§ **Task prompt**
Copy the data that follows, character for character, minus the pictures.

——

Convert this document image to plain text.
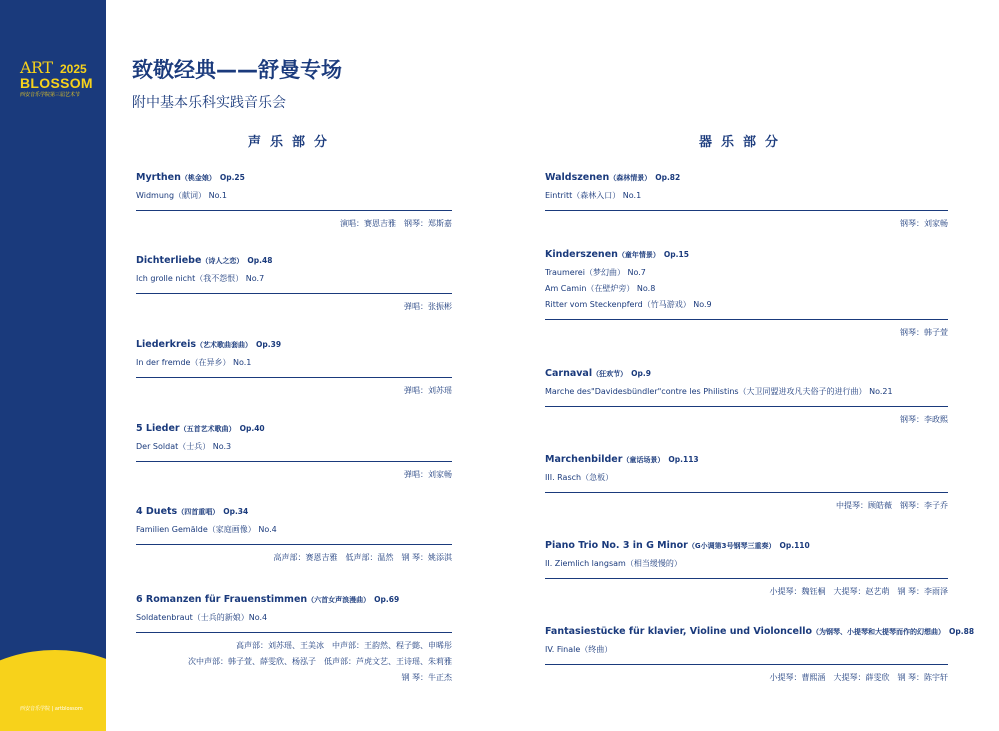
ART 2025
BLOSSOM
西安音乐学院第三届艺术节
西安音乐学院 | artblossom
致敬经典——舒曼专场
附中基本乐科实践音乐会
声乐部分	器乐部分
Myrthen（桃金娘） Op.25
Widmung（献词） No.1
演唱：赛恩吉雅　钢琴：郑斯嘉
Dichterliebe（诗人之恋） Op.48
Ich grolle nicht（我不怨恨） No.7
弹唱：张振彬
Liederkreis（艺术歌曲套曲） Op.39
In der fremde（在异乡） No.1
弹唱：刘苏瑶
5 Lieder（五首艺术歌曲） Op.40
Der Soldat（士兵） No.3
弹唱：刘家畅
4 Duets（四首重唱） Op.34
Familien Gemälde（家庭画像） No.4
高声部：赛恩吉雅　低声部：温然　钢 琴：姚添淇
6 Romanzen für Frauenstimmen（六首女声浪漫曲） Op.69
Soldatenbraut（士兵的新娘）No.4
高声部：刘苏瑶、王美冰　中声部：王韵然、程子懿、申晞彤
次中声部：韩子萱、薛雯欣、杨泓子　低声部：芦虎文艺、王诗瑶、朱莉雅
钢 琴：牛正杰
Waldszenen（森林情景） Op.82
Eintritt（森林入口） No.1
钢琴：刘家畅
Kinderszenen（童年情景） Op.15
Traumerei（梦幻曲） No.7
Am Camin（在壁炉旁） No.8
Ritter vom Steckenpferd（竹马游戏） No.9
钢琴：韩子萱
Carnaval（狂欢节） Op.9
Marche des"Davidesbündler"contre les Philistins（大卫同盟进攻凡夫俗子的进行曲） No.21
钢琴：李政熙
Marchenbilder（童话场景） Op.113
III. Rasch（急板）
中提琴：顾皓薇　钢琴：李子乔
Piano Trio No. 3 in G Minor（G小调第3号钢琴三重奏） Op.110
II. Ziemlich langsam（相当缓慢的）
小提琴：魏钰桐　大提琴：赵艺萌　钢 琴：李雨泽
Fantasiestücke für klavier, Violine und Violoncello（为钢琴、小提琴和大提琴而作的幻想曲） Op.88
IV. Finale（终曲）
小提琴：曹熙涵　大提琴：薛雯欣　钢 琴：陈宇轩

——

§ **Correct answer**
Convert this document image to plain text.
ART 2025
BLOSSOM
西安音乐学院第三届艺术节
西安音乐学院 | artblossom
致敬经典——舒曼专场
附中基本乐科实践音乐会
声乐部分	器乐部分
Myrthen（桃金娘） Op.25
Widmung（献词） No.1
演唱：赛恩吉雅　钢琴：郑斯嘉
Dichterliebe（诗人之恋） Op.48
Ich grolle nicht（我不怨恨） No.7
弹唱：张振彬
Liederkreis（艺术歌曲套曲） Op.39
In der fremde（在异乡） No.1
弹唱：刘苏瑶
5 Lieder（五首艺术歌曲） Op.40
Der Soldat（士兵） No.3
弹唱：刘家畅
4 Duets（四首重唱） Op.34
Familien Gemälde（家庭画像） No.4
高声部：赛恩吉雅　低声部：温然　钢 琴：姚添淇
6 Romanzen für Frauenstimmen（六首女声浪漫曲） Op.69
Soldatenbraut（士兵的新娘）No.4
高声部：刘苏瑶、王美冰　中声部：王韵然、程子懿、申晞彤
次中声部：韩子萱、薛雯欣、杨泓子　低声部：芦虎文艺、王诗瑶、朱莉雅
钢 琴：牛正杰
Waldszenen（森林情景） Op.82
Eintritt（森林入口） No.1
钢琴：刘家畅
Kinderszenen（童年情景） Op.15
Traumerei（梦幻曲） No.7
Am Camin（在壁炉旁） No.8
Ritter vom Steckenpferd（竹马游戏） No.9
钢琴：韩子萱
Carnaval（狂欢节） Op.9
Marche des"Davidesbündler"contre les Philistins（大卫同盟进攻凡夫俗子的进行曲） No.21
钢琴：李政熙
Marchenbilder（童话场景） Op.113
III. Rasch（急板）
中提琴：顾皓薇　钢琴：李子乔
Piano Trio No. 3 in G Minor（G小调第3号钢琴三重奏） Op.110
II. Ziemlich langsam（相当缓慢的）
小提琴：魏钰桐　大提琴：赵艺萌　钢 琴：李雨泽
Fantasiestücke für klavier, Violine und Violoncello（为钢琴、小提琴和大提琴而作的幻想曲） Op.88
IV. Finale（终曲）
小提琴：曹熙涵　大提琴：薛雯欣　钢 琴：陈宇轩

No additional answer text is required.